(SUPPLIED RECORDS begins)
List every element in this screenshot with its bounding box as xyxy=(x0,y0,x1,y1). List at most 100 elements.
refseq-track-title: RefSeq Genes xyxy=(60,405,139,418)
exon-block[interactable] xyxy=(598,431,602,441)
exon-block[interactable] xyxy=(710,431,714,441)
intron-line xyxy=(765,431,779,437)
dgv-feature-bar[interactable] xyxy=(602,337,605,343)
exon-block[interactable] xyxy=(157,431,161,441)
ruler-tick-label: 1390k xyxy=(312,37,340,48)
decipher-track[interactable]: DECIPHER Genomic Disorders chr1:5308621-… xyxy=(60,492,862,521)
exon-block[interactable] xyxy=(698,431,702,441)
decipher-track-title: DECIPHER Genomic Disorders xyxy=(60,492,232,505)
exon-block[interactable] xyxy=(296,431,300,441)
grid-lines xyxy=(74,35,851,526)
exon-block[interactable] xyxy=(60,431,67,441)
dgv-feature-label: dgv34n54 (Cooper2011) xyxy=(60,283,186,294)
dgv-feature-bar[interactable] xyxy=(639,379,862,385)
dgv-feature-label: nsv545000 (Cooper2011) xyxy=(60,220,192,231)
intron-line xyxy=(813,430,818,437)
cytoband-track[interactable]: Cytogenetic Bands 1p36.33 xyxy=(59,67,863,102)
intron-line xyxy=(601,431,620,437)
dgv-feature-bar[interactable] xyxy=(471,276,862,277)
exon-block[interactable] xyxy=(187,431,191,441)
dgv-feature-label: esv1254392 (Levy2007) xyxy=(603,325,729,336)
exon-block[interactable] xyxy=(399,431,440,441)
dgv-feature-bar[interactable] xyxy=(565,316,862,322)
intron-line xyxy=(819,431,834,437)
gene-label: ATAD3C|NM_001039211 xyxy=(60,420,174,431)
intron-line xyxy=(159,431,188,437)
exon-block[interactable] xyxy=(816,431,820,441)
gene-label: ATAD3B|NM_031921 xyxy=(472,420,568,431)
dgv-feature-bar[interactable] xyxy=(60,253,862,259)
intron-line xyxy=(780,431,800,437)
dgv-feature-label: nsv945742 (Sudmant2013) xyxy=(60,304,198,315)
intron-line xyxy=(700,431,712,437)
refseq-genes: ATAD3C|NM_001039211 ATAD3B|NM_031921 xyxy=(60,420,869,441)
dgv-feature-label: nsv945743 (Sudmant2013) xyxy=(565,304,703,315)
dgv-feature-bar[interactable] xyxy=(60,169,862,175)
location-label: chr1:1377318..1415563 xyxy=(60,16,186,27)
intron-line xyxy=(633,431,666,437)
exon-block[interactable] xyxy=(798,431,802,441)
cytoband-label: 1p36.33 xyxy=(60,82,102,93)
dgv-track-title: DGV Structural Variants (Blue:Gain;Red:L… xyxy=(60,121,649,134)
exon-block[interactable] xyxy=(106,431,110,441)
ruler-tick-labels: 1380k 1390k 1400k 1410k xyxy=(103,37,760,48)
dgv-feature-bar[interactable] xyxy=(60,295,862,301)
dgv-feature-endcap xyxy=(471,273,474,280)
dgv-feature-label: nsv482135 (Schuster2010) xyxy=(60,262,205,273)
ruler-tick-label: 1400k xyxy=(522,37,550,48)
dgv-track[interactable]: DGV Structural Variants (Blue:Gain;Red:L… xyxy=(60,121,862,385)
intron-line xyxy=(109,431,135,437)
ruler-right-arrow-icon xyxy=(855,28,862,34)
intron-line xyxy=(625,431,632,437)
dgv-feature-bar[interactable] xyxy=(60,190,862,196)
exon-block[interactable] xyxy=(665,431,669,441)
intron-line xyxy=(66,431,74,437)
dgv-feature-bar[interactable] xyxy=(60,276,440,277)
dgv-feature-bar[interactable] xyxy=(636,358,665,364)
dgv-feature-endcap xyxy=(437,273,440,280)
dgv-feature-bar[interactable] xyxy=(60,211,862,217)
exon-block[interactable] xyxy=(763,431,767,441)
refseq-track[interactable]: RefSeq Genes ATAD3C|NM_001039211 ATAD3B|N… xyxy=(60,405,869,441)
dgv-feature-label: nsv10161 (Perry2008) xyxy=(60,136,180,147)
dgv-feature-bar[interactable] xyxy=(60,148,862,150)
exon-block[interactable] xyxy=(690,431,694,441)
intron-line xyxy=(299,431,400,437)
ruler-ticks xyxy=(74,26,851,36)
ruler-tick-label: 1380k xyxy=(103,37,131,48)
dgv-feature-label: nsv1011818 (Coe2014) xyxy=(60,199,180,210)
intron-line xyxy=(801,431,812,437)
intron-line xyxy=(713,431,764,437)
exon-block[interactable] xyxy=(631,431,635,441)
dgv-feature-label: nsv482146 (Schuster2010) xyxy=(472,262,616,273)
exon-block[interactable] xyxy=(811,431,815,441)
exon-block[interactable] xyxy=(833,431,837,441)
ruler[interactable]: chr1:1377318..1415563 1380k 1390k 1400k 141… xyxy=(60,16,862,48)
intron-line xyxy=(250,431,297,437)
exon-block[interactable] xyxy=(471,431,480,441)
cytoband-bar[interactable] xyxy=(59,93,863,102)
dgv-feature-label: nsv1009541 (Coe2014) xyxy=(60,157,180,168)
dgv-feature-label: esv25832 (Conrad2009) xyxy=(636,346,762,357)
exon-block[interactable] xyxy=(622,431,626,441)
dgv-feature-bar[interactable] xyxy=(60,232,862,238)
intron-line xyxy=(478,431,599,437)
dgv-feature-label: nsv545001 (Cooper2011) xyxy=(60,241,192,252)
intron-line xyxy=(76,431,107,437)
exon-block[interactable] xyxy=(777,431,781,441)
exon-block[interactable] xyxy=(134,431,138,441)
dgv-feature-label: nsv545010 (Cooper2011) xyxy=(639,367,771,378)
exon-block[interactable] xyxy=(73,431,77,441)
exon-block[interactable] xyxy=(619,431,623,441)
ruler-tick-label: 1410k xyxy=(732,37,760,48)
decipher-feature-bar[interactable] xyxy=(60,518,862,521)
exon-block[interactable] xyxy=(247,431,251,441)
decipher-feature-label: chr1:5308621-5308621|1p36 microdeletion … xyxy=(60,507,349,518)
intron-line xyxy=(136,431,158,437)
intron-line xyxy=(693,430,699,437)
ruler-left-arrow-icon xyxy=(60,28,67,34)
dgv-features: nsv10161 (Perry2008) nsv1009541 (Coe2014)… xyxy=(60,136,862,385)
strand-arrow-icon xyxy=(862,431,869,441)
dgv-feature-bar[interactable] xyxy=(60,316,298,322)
(SUPPLIED RECORDS ends)
• **EXERCISE OBJECTIVE**
Would you please repeat all the entries exactly as written?

• **WRITTEN ANSWER**
List every element in this screenshot with its bounding box as xyxy=(x0,y0,x1,y1). List at most 100 elements.
refseq-track-title: RefSeq Genes xyxy=(60,405,139,418)
exon-block[interactable] xyxy=(598,431,602,441)
exon-block[interactable] xyxy=(710,431,714,441)
intron-line xyxy=(765,431,779,437)
dgv-feature-bar[interactable] xyxy=(602,337,605,343)
exon-block[interactable] xyxy=(157,431,161,441)
ruler-tick-label: 1390k xyxy=(312,37,340,48)
decipher-track[interactable]: DECIPHER Genomic Disorders chr1:5308621-… xyxy=(60,492,862,521)
exon-block[interactable] xyxy=(698,431,702,441)
decipher-track-title: DECIPHER Genomic Disorders xyxy=(60,492,232,505)
exon-block[interactable] xyxy=(296,431,300,441)
grid-lines xyxy=(74,35,851,526)
exon-block[interactable] xyxy=(60,431,67,441)
dgv-feature-label: dgv34n54 (Cooper2011) xyxy=(60,283,186,294)
dgv-feature-bar[interactable] xyxy=(639,379,862,385)
dgv-feature-label: nsv545000 (Cooper2011) xyxy=(60,220,192,231)
intron-line xyxy=(813,430,818,437)
cytoband-track[interactable]: Cytogenetic Bands 1p36.33 xyxy=(59,67,863,102)
intron-line xyxy=(601,431,620,437)
dgv-feature-bar[interactable] xyxy=(471,276,862,277)
exon-block[interactable] xyxy=(187,431,191,441)
dgv-feature-label: esv1254392 (Levy2007) xyxy=(603,325,729,336)
exon-block[interactable] xyxy=(399,431,440,441)
dgv-feature-bar[interactable] xyxy=(565,316,862,322)
intron-line xyxy=(819,431,834,437)
gene-label: ATAD3C|NM_001039211 xyxy=(60,420,174,431)
intron-line xyxy=(159,431,188,437)
exon-block[interactable] xyxy=(816,431,820,441)
gene-label: ATAD3B|NM_031921 xyxy=(472,420,568,431)
dgv-feature-bar[interactable] xyxy=(60,253,862,259)
intron-line xyxy=(780,431,800,437)
dgv-feature-label: nsv945742 (Sudmant2013) xyxy=(60,304,198,315)
intron-line xyxy=(700,431,712,437)
refseq-genes: ATAD3C|NM_001039211 ATAD3B|NM_031921 xyxy=(60,420,869,441)
dgv-feature-label: nsv945743 (Sudmant2013) xyxy=(565,304,703,315)
dgv-feature-bar[interactable] xyxy=(60,169,862,175)
location-label: chr1:1377318..1415563 xyxy=(60,16,186,27)
intron-line xyxy=(633,431,666,437)
exon-block[interactable] xyxy=(798,431,802,441)
cytoband-label: 1p36.33 xyxy=(60,82,102,93)
dgv-track-title: DGV Structural Variants (Blue:Gain;Red:L… xyxy=(60,121,649,134)
exon-block[interactable] xyxy=(106,431,110,441)
ruler-tick-labels: 1380k 1390k 1400k 1410k xyxy=(103,37,760,48)
dgv-feature-bar[interactable] xyxy=(60,295,862,301)
dgv-feature-endcap xyxy=(471,273,474,280)
dgv-feature-label: nsv482135 (Schuster2010) xyxy=(60,262,205,273)
ruler-tick-label: 1400k xyxy=(522,37,550,48)
dgv-track[interactable]: DGV Structural Variants (Blue:Gain;Red:L… xyxy=(60,121,862,385)
intron-line xyxy=(109,431,135,437)
ruler-right-arrow-icon xyxy=(855,28,862,34)
intron-line xyxy=(625,431,632,437)
dgv-feature-bar[interactable] xyxy=(60,190,862,196)
exon-block[interactable] xyxy=(665,431,669,441)
intron-line xyxy=(66,431,74,437)
dgv-feature-bar[interactable] xyxy=(60,276,440,277)
dgv-feature-bar[interactable] xyxy=(636,358,665,364)
dgv-feature-endcap xyxy=(437,273,440,280)
dgv-feature-bar[interactable] xyxy=(60,211,862,217)
exon-block[interactable] xyxy=(763,431,767,441)
refseq-track[interactable]: RefSeq Genes ATAD3C|NM_001039211 ATAD3B|N… xyxy=(60,405,869,441)
dgv-feature-label: nsv10161 (Perry2008) xyxy=(60,136,180,147)
dgv-feature-bar[interactable] xyxy=(60,148,862,150)
exon-block[interactable] xyxy=(690,431,694,441)
intron-line xyxy=(299,431,400,437)
ruler-ticks xyxy=(74,26,851,36)
ruler-tick-label: 1380k xyxy=(103,37,131,48)
dgv-feature-label: nsv1011818 (Coe2014) xyxy=(60,199,180,210)
intron-line xyxy=(801,431,812,437)
intron-line xyxy=(713,431,764,437)
exon-block[interactable] xyxy=(631,431,635,441)
dgv-feature-label: nsv482146 (Schuster2010) xyxy=(472,262,616,273)
exon-block[interactable] xyxy=(811,431,815,441)
exon-block[interactable] xyxy=(833,431,837,441)
ruler[interactable]: chr1:1377318..1415563 1380k 1390k 1400k 141… xyxy=(60,16,862,48)
intron-line xyxy=(250,431,297,437)
exon-block[interactable] xyxy=(471,431,480,441)
cytoband-bar[interactable] xyxy=(59,93,863,102)
dgv-feature-label: nsv1009541 (Coe2014) xyxy=(60,157,180,168)
dgv-feature-label: esv25832 (Conrad2009) xyxy=(636,346,762,357)
exon-block[interactable] xyxy=(622,431,626,441)
dgv-feature-bar[interactable] xyxy=(60,232,862,238)
intron-line xyxy=(478,431,599,437)
dgv-feature-label: nsv545001 (Cooper2011) xyxy=(60,241,192,252)
intron-line xyxy=(76,431,107,437)
exon-block[interactable] xyxy=(777,431,781,441)
exon-block[interactable] xyxy=(134,431,138,441)
dgv-feature-label: nsv545010 (Cooper2011) xyxy=(639,367,771,378)
exon-block[interactable] xyxy=(73,431,77,441)
exon-block[interactable] xyxy=(619,431,623,441)
ruler-tick-label: 1410k xyxy=(732,37,760,48)
decipher-feature-bar[interactable] xyxy=(60,518,862,521)
exon-block[interactable] xyxy=(247,431,251,441)
decipher-feature-label: chr1:5308621-5308621|1p36 microdeletion … xyxy=(60,507,349,518)
intron-line xyxy=(136,431,158,437)
intron-line xyxy=(693,430,699,437)
ruler-left-arrow-icon xyxy=(60,28,67,34)
dgv-features: nsv10161 (Perry2008) nsv1009541 (Coe2014)… xyxy=(60,136,862,385)
strand-arrow-icon xyxy=(862,431,869,441)
dgv-feature-bar[interactable] xyxy=(60,316,298,322)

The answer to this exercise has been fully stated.